Leave out the pictures and repeat the rest of the material exactly.

=======

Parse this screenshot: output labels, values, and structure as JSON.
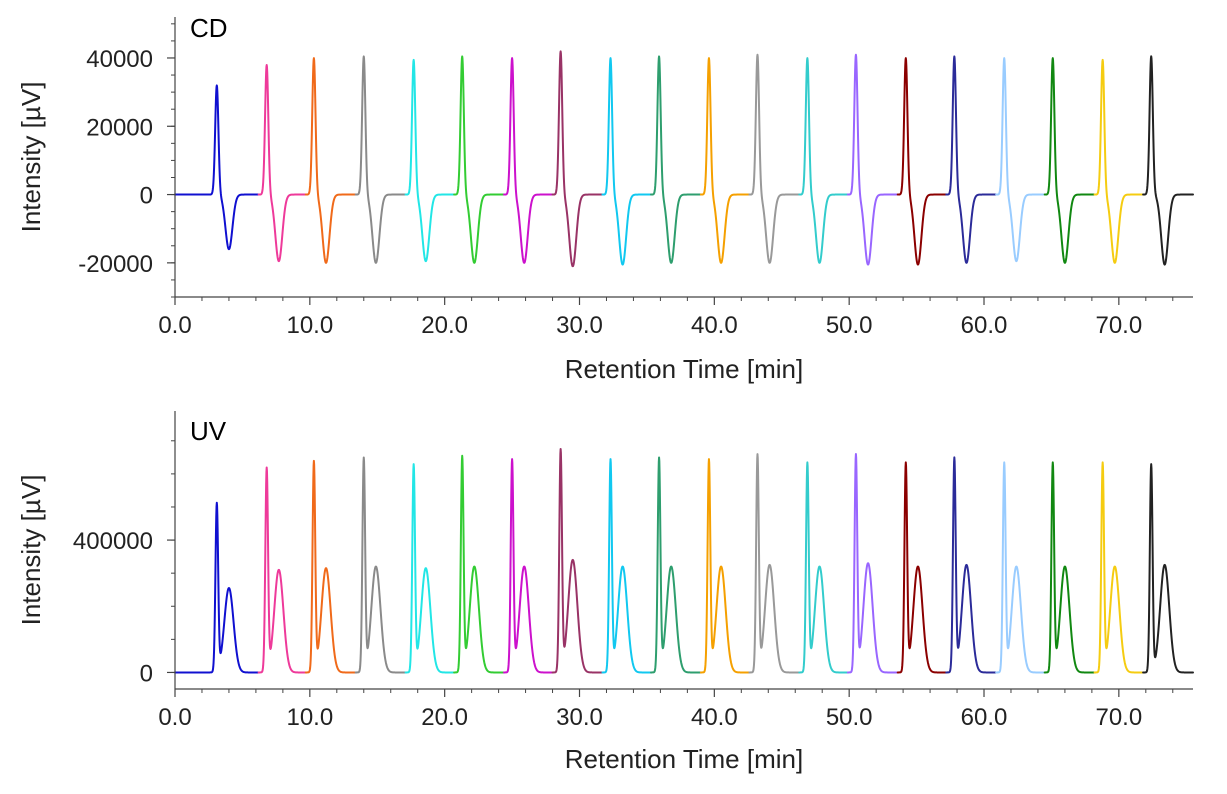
{
  "chart_data": [
    {
      "type": "line",
      "panel_label": "CD",
      "xlabel": "Retention Time [min]",
      "ylabel": "Intensity [µV]",
      "xlim": [
        0,
        75.5
      ],
      "ylim": [
        -30000,
        52000
      ],
      "xticks": [
        0,
        10,
        20,
        30,
        40,
        50,
        60,
        70
      ],
      "xtick_labels": [
        "0.0",
        "10.0",
        "20.0",
        "30.0",
        "40.0",
        "50.0",
        "60.0",
        "70.0"
      ],
      "yticks": [
        -20000,
        0,
        20000,
        40000
      ],
      "ytick_labels": [
        "-20000",
        "0",
        "20000",
        "40000"
      ],
      "grid": false,
      "peaks": [
        {
          "color": "#1010d0",
          "t1": 3.1,
          "h1": 32000,
          "t2": 4.0,
          "h2": -16000
        },
        {
          "color": "#ee3a9a",
          "t1": 6.8,
          "h1": 38000,
          "t2": 7.7,
          "h2": -19500
        },
        {
          "color": "#f06a1a",
          "t1": 10.3,
          "h1": 40000,
          "t2": 11.2,
          "h2": -20000
        },
        {
          "color": "#8a8a8a",
          "t1": 14.0,
          "h1": 40500,
          "t2": 14.9,
          "h2": -20000
        },
        {
          "color": "#22e6e6",
          "t1": 17.7,
          "h1": 39500,
          "t2": 18.6,
          "h2": -19500
        },
        {
          "color": "#33cc33",
          "t1": 21.3,
          "h1": 40500,
          "t2": 22.2,
          "h2": -20000
        },
        {
          "color": "#cc11cc",
          "t1": 25.0,
          "h1": 40000,
          "t2": 25.9,
          "h2": -20000
        },
        {
          "color": "#993366",
          "t1": 28.6,
          "h1": 42000,
          "t2": 29.5,
          "h2": -21000
        },
        {
          "color": "#11c8f0",
          "t1": 32.3,
          "h1": 40000,
          "t2": 33.2,
          "h2": -20500
        },
        {
          "color": "#2e9e6e",
          "t1": 35.9,
          "h1": 40500,
          "t2": 36.8,
          "h2": -20000
        },
        {
          "color": "#f5a000",
          "t1": 39.6,
          "h1": 40000,
          "t2": 40.5,
          "h2": -20000
        },
        {
          "color": "#999999",
          "t1": 43.2,
          "h1": 41000,
          "t2": 44.1,
          "h2": -20000
        },
        {
          "color": "#33cccc",
          "t1": 46.9,
          "h1": 40000,
          "t2": 47.8,
          "h2": -20000
        },
        {
          "color": "#9966ff",
          "t1": 50.5,
          "h1": 41000,
          "t2": 51.4,
          "h2": -20500
        },
        {
          "color": "#8b0000",
          "t1": 54.2,
          "h1": 40000,
          "t2": 55.1,
          "h2": -20500
        },
        {
          "color": "#2b2b99",
          "t1": 57.8,
          "h1": 40500,
          "t2": 58.7,
          "h2": -20000
        },
        {
          "color": "#99ccff",
          "t1": 61.5,
          "h1": 40000,
          "t2": 62.4,
          "h2": -19500
        },
        {
          "color": "#118811",
          "t1": 65.1,
          "h1": 40000,
          "t2": 66.0,
          "h2": -20000
        },
        {
          "color": "#f5cc11",
          "t1": 68.8,
          "h1": 39500,
          "t2": 69.7,
          "h2": -20000
        },
        {
          "color": "#222222",
          "t1": 72.4,
          "h1": 40500,
          "t2": 73.4,
          "h2": -20500
        }
      ]
    },
    {
      "type": "line",
      "panel_label": "UV",
      "xlabel": "Retention Time [min]",
      "ylabel": "Intensity [µV]",
      "xlim": [
        0,
        75.5
      ],
      "ylim": [
        -50000,
        790000
      ],
      "xticks": [
        0,
        10,
        20,
        30,
        40,
        50,
        60,
        70
      ],
      "xtick_labels": [
        "0.0",
        "10.0",
        "20.0",
        "30.0",
        "40.0",
        "50.0",
        "60.0",
        "70.0"
      ],
      "yticks": [
        0,
        400000
      ],
      "ytick_labels": [
        "0",
        "400000"
      ],
      "grid": false,
      "peaks": [
        {
          "color": "#1010d0",
          "t1": 3.1,
          "h1": 505000,
          "t2": 4.0,
          "h2": 255000
        },
        {
          "color": "#ee3a9a",
          "t1": 6.8,
          "h1": 610000,
          "t2": 7.7,
          "h2": 310000
        },
        {
          "color": "#f06a1a",
          "t1": 10.3,
          "h1": 630000,
          "t2": 11.2,
          "h2": 315000
        },
        {
          "color": "#8a8a8a",
          "t1": 14.0,
          "h1": 640000,
          "t2": 14.9,
          "h2": 320000
        },
        {
          "color": "#22e6e6",
          "t1": 17.7,
          "h1": 620000,
          "t2": 18.6,
          "h2": 315000
        },
        {
          "color": "#33cc33",
          "t1": 21.3,
          "h1": 645000,
          "t2": 22.2,
          "h2": 320000
        },
        {
          "color": "#cc11cc",
          "t1": 25.0,
          "h1": 635000,
          "t2": 25.9,
          "h2": 320000
        },
        {
          "color": "#993366",
          "t1": 28.6,
          "h1": 665000,
          "t2": 29.5,
          "h2": 340000
        },
        {
          "color": "#11c8f0",
          "t1": 32.3,
          "h1": 635000,
          "t2": 33.2,
          "h2": 320000
        },
        {
          "color": "#2e9e6e",
          "t1": 35.9,
          "h1": 640000,
          "t2": 36.8,
          "h2": 320000
        },
        {
          "color": "#f5a000",
          "t1": 39.6,
          "h1": 635000,
          "t2": 40.5,
          "h2": 320000
        },
        {
          "color": "#999999",
          "t1": 43.2,
          "h1": 650000,
          "t2": 44.1,
          "h2": 325000
        },
        {
          "color": "#33cccc",
          "t1": 46.9,
          "h1": 625000,
          "t2": 47.8,
          "h2": 320000
        },
        {
          "color": "#9966ff",
          "t1": 50.5,
          "h1": 650000,
          "t2": 51.4,
          "h2": 330000
        },
        {
          "color": "#8b0000",
          "t1": 54.2,
          "h1": 625000,
          "t2": 55.1,
          "h2": 320000
        },
        {
          "color": "#2b2b99",
          "t1": 57.8,
          "h1": 640000,
          "t2": 58.7,
          "h2": 325000
        },
        {
          "color": "#99ccff",
          "t1": 61.5,
          "h1": 625000,
          "t2": 62.4,
          "h2": 320000
        },
        {
          "color": "#118811",
          "t1": 65.1,
          "h1": 625000,
          "t2": 66.0,
          "h2": 320000
        },
        {
          "color": "#f5cc11",
          "t1": 68.8,
          "h1": 625000,
          "t2": 69.7,
          "h2": 320000
        },
        {
          "color": "#222222",
          "t1": 72.4,
          "h1": 625000,
          "t2": 73.4,
          "h2": 325000
        }
      ]
    }
  ]
}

=======

- Answer for this exercise
Parse this screenshot: output labels, values, and structure as JSON.
{
  "chart_data": [
    {
      "type": "line",
      "panel_label": "CD",
      "xlabel": "Retention Time [min]",
      "ylabel": "Intensity [µV]",
      "xlim": [
        0,
        75.5
      ],
      "ylim": [
        -30000,
        52000
      ],
      "xticks": [
        0,
        10,
        20,
        30,
        40,
        50,
        60,
        70
      ],
      "xtick_labels": [
        "0.0",
        "10.0",
        "20.0",
        "30.0",
        "40.0",
        "50.0",
        "60.0",
        "70.0"
      ],
      "yticks": [
        -20000,
        0,
        20000,
        40000
      ],
      "ytick_labels": [
        "-20000",
        "0",
        "20000",
        "40000"
      ],
      "grid": false,
      "peaks": [
        {
          "color": "#1010d0",
          "t1": 3.1,
          "h1": 32000,
          "t2": 4.0,
          "h2": -16000
        },
        {
          "color": "#ee3a9a",
          "t1": 6.8,
          "h1": 38000,
          "t2": 7.7,
          "h2": -19500
        },
        {
          "color": "#f06a1a",
          "t1": 10.3,
          "h1": 40000,
          "t2": 11.2,
          "h2": -20000
        },
        {
          "color": "#8a8a8a",
          "t1": 14.0,
          "h1": 40500,
          "t2": 14.9,
          "h2": -20000
        },
        {
          "color": "#22e6e6",
          "t1": 17.7,
          "h1": 39500,
          "t2": 18.6,
          "h2": -19500
        },
        {
          "color": "#33cc33",
          "t1": 21.3,
          "h1": 40500,
          "t2": 22.2,
          "h2": -20000
        },
        {
          "color": "#cc11cc",
          "t1": 25.0,
          "h1": 40000,
          "t2": 25.9,
          "h2": -20000
        },
        {
          "color": "#993366",
          "t1": 28.6,
          "h1": 42000,
          "t2": 29.5,
          "h2": -21000
        },
        {
          "color": "#11c8f0",
          "t1": 32.3,
          "h1": 40000,
          "t2": 33.2,
          "h2": -20500
        },
        {
          "color": "#2e9e6e",
          "t1": 35.9,
          "h1": 40500,
          "t2": 36.8,
          "h2": -20000
        },
        {
          "color": "#f5a000",
          "t1": 39.6,
          "h1": 40000,
          "t2": 40.5,
          "h2": -20000
        },
        {
          "color": "#999999",
          "t1": 43.2,
          "h1": 41000,
          "t2": 44.1,
          "h2": -20000
        },
        {
          "color": "#33cccc",
          "t1": 46.9,
          "h1": 40000,
          "t2": 47.8,
          "h2": -20000
        },
        {
          "color": "#9966ff",
          "t1": 50.5,
          "h1": 41000,
          "t2": 51.4,
          "h2": -20500
        },
        {
          "color": "#8b0000",
          "t1": 54.2,
          "h1": 40000,
          "t2": 55.1,
          "h2": -20500
        },
        {
          "color": "#2b2b99",
          "t1": 57.8,
          "h1": 40500,
          "t2": 58.7,
          "h2": -20000
        },
        {
          "color": "#99ccff",
          "t1": 61.5,
          "h1": 40000,
          "t2": 62.4,
          "h2": -19500
        },
        {
          "color": "#118811",
          "t1": 65.1,
          "h1": 40000,
          "t2": 66.0,
          "h2": -20000
        },
        {
          "color": "#f5cc11",
          "t1": 68.8,
          "h1": 39500,
          "t2": 69.7,
          "h2": -20000
        },
        {
          "color": "#222222",
          "t1": 72.4,
          "h1": 40500,
          "t2": 73.4,
          "h2": -20500
        }
      ]
    },
    {
      "type": "line",
      "panel_label": "UV",
      "xlabel": "Retention Time [min]",
      "ylabel": "Intensity [µV]",
      "xlim": [
        0,
        75.5
      ],
      "ylim": [
        -50000,
        790000
      ],
      "xticks": [
        0,
        10,
        20,
        30,
        40,
        50,
        60,
        70
      ],
      "xtick_labels": [
        "0.0",
        "10.0",
        "20.0",
        "30.0",
        "40.0",
        "50.0",
        "60.0",
        "70.0"
      ],
      "yticks": [
        0,
        400000
      ],
      "ytick_labels": [
        "0",
        "400000"
      ],
      "grid": false,
      "peaks": [
        {
          "color": "#1010d0",
          "t1": 3.1,
          "h1": 505000,
          "t2": 4.0,
          "h2": 255000
        },
        {
          "color": "#ee3a9a",
          "t1": 6.8,
          "h1": 610000,
          "t2": 7.7,
          "h2": 310000
        },
        {
          "color": "#f06a1a",
          "t1": 10.3,
          "h1": 630000,
          "t2": 11.2,
          "h2": 315000
        },
        {
          "color": "#8a8a8a",
          "t1": 14.0,
          "h1": 640000,
          "t2": 14.9,
          "h2": 320000
        },
        {
          "color": "#22e6e6",
          "t1": 17.7,
          "h1": 620000,
          "t2": 18.6,
          "h2": 315000
        },
        {
          "color": "#33cc33",
          "t1": 21.3,
          "h1": 645000,
          "t2": 22.2,
          "h2": 320000
        },
        {
          "color": "#cc11cc",
          "t1": 25.0,
          "h1": 635000,
          "t2": 25.9,
          "h2": 320000
        },
        {
          "color": "#993366",
          "t1": 28.6,
          "h1": 665000,
          "t2": 29.5,
          "h2": 340000
        },
        {
          "color": "#11c8f0",
          "t1": 32.3,
          "h1": 635000,
          "t2": 33.2,
          "h2": 320000
        },
        {
          "color": "#2e9e6e",
          "t1": 35.9,
          "h1": 640000,
          "t2": 36.8,
          "h2": 320000
        },
        {
          "color": "#f5a000",
          "t1": 39.6,
          "h1": 635000,
          "t2": 40.5,
          "h2": 320000
        },
        {
          "color": "#999999",
          "t1": 43.2,
          "h1": 650000,
          "t2": 44.1,
          "h2": 325000
        },
        {
          "color": "#33cccc",
          "t1": 46.9,
          "h1": 625000,
          "t2": 47.8,
          "h2": 320000
        },
        {
          "color": "#9966ff",
          "t1": 50.5,
          "h1": 650000,
          "t2": 51.4,
          "h2": 330000
        },
        {
          "color": "#8b0000",
          "t1": 54.2,
          "h1": 625000,
          "t2": 55.1,
          "h2": 320000
        },
        {
          "color": "#2b2b99",
          "t1": 57.8,
          "h1": 640000,
          "t2": 58.7,
          "h2": 325000
        },
        {
          "color": "#99ccff",
          "t1": 61.5,
          "h1": 625000,
          "t2": 62.4,
          "h2": 320000
        },
        {
          "color": "#118811",
          "t1": 65.1,
          "h1": 625000,
          "t2": 66.0,
          "h2": 320000
        },
        {
          "color": "#f5cc11",
          "t1": 68.8,
          "h1": 625000,
          "t2": 69.7,
          "h2": 320000
        },
        {
          "color": "#222222",
          "t1": 72.4,
          "h1": 625000,
          "t2": 73.4,
          "h2": 325000
        }
      ]
    }
  ]
}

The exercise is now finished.